▼
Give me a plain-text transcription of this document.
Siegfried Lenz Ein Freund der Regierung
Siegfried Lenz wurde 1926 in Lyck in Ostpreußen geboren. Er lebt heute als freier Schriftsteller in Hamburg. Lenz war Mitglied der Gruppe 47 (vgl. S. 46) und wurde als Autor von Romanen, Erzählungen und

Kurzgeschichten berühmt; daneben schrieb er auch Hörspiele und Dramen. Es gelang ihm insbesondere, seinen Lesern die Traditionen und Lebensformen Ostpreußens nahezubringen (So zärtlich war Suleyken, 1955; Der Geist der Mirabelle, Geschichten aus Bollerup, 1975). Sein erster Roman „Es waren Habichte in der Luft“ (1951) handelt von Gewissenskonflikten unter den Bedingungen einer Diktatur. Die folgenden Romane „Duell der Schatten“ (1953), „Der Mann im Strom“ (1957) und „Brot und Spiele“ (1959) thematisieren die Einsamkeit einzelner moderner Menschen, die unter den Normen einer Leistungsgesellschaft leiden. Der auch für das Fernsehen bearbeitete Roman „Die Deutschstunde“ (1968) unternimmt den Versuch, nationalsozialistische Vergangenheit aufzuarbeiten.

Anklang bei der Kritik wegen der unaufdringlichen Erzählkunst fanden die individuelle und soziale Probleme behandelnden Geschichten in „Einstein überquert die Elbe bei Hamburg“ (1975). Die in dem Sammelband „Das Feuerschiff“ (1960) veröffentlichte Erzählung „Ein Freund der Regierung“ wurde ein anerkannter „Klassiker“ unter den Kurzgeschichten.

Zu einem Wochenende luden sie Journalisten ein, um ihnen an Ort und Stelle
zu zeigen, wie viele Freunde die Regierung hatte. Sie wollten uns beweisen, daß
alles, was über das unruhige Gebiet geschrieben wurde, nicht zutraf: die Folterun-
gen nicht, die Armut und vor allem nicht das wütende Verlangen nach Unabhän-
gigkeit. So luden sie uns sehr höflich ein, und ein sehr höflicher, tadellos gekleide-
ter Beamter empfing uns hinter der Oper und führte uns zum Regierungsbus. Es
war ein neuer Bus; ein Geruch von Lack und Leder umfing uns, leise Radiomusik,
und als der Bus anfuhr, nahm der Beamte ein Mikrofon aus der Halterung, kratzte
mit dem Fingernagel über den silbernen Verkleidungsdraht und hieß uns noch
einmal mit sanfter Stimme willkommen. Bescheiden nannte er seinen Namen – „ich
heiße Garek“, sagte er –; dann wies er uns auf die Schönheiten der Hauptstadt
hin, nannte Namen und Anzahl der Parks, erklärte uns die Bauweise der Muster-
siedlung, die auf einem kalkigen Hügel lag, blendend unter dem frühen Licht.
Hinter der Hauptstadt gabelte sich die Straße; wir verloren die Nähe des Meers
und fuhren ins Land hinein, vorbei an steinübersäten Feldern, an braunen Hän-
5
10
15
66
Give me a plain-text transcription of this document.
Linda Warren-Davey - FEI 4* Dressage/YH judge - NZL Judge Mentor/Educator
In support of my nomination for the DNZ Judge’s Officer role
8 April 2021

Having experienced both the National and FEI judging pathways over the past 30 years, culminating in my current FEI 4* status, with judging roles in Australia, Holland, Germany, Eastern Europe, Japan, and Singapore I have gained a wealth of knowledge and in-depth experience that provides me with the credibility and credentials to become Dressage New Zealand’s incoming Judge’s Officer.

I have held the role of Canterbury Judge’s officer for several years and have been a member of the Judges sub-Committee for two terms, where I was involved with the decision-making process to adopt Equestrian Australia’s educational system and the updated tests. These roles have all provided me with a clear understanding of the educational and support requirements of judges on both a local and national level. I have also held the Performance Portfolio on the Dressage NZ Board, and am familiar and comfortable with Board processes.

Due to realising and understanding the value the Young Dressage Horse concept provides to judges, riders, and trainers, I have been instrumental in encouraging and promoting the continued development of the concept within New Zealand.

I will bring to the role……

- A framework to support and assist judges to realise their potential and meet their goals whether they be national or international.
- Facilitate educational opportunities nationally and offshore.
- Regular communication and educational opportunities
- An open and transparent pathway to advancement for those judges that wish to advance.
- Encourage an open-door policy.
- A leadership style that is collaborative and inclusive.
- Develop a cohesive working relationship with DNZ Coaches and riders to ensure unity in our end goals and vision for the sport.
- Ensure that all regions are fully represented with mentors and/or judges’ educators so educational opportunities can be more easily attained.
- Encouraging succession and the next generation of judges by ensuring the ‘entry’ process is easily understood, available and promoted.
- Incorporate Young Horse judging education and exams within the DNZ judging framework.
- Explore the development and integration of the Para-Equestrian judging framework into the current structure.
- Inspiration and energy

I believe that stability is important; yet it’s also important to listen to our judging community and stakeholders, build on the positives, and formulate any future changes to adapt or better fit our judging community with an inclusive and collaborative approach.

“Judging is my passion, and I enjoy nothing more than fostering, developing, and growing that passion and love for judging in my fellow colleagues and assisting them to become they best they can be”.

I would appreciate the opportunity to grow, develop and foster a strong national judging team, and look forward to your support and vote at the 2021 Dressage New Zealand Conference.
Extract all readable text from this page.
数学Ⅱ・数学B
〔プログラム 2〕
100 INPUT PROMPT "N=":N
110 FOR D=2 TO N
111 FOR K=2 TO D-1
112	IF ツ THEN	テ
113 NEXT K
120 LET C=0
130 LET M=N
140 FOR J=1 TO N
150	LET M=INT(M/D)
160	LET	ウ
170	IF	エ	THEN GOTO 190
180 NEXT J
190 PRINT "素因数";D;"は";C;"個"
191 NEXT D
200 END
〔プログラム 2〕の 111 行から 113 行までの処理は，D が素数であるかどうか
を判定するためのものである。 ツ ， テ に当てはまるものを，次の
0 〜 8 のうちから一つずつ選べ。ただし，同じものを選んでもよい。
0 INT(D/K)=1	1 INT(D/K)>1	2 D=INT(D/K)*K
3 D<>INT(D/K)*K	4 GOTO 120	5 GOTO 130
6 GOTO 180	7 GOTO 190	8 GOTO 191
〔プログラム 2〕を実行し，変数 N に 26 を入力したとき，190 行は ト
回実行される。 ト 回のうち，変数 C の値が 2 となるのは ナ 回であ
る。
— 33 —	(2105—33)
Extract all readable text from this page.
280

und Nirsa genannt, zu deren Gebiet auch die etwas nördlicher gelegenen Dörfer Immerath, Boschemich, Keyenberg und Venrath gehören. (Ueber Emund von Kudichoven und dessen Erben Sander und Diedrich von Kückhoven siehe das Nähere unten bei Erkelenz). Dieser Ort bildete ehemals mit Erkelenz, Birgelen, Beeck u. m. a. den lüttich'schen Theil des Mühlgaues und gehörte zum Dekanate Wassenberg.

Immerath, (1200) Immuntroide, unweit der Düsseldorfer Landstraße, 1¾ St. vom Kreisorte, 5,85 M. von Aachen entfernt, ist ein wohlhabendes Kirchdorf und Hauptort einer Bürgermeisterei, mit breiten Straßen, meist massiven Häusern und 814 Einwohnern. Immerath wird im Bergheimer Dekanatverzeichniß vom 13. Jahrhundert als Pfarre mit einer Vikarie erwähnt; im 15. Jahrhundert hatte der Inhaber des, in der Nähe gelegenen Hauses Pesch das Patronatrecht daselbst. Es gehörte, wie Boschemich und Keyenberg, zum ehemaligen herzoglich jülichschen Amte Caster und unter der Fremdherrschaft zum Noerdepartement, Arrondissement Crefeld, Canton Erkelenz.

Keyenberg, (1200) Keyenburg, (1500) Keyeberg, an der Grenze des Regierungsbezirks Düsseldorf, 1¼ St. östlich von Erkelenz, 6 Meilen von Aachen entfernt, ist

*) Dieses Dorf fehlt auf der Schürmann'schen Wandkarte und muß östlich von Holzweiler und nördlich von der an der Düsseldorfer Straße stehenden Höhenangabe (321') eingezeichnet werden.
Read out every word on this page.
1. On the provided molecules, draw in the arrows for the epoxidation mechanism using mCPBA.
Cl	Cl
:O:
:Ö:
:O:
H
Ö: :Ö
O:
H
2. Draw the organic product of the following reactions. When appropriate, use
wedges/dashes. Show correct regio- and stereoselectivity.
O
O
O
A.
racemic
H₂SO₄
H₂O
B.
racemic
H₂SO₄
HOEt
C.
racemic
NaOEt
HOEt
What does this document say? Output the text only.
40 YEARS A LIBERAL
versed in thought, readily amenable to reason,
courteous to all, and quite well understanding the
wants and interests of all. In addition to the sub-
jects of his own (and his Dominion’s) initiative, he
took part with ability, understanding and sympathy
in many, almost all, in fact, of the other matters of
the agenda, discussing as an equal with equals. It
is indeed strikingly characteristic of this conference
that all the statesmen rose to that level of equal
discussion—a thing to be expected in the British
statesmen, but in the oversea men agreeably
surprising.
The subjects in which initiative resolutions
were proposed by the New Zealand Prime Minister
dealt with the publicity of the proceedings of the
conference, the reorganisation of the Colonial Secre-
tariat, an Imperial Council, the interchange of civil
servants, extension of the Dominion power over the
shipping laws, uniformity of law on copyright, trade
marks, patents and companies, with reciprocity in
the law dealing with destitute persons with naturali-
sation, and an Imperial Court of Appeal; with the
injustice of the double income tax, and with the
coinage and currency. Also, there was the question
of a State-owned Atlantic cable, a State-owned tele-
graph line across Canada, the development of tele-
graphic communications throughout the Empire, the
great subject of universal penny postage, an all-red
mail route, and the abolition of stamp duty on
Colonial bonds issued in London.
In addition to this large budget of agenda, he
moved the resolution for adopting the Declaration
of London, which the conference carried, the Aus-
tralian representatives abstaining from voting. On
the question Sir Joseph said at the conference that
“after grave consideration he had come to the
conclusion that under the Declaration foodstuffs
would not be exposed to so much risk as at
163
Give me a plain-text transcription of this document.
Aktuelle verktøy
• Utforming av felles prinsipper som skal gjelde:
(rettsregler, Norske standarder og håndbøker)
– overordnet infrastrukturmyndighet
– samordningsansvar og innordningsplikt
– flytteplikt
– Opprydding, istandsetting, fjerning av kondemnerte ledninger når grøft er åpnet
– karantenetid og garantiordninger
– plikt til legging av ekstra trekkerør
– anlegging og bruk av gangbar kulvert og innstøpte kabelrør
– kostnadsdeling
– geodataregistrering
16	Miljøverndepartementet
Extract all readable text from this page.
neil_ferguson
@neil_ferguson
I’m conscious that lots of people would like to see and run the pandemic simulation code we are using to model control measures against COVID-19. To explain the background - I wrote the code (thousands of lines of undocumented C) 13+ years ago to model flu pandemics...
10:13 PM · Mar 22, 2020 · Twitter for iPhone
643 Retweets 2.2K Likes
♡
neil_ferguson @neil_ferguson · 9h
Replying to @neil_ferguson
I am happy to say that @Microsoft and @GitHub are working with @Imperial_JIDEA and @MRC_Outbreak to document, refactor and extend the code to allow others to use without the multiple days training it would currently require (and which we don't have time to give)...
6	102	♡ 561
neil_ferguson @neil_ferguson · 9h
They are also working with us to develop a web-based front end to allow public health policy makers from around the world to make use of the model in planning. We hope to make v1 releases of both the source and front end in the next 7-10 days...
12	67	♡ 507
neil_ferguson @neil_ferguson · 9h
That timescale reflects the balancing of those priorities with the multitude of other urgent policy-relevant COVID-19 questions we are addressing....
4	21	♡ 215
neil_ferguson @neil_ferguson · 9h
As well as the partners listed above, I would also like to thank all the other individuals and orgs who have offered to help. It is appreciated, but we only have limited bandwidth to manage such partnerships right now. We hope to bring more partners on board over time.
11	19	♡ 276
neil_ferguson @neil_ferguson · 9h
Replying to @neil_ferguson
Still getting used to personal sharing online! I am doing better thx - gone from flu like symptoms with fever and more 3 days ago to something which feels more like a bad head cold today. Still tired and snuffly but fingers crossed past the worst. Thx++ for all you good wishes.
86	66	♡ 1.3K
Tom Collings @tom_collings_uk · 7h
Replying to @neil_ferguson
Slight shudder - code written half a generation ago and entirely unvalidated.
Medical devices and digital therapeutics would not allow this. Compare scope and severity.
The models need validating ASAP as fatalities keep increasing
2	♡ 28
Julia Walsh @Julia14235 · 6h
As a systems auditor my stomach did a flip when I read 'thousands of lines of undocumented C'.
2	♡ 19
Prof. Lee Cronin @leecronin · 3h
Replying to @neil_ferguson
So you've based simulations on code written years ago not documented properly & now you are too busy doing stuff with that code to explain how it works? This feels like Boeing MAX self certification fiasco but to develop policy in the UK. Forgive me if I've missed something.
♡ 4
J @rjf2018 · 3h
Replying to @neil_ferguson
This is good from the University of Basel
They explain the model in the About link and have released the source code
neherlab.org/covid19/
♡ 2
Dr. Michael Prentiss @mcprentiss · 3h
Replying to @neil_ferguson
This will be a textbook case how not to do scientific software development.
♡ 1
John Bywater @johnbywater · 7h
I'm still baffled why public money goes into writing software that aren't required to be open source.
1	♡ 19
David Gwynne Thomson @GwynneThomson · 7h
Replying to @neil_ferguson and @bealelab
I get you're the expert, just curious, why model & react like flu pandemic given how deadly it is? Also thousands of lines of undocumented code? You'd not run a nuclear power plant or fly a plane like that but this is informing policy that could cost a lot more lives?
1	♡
▲
Exercise details: Looking at the records above, say how many lines hold the string "development". Write nothing but the number.

Solution to this problem: 4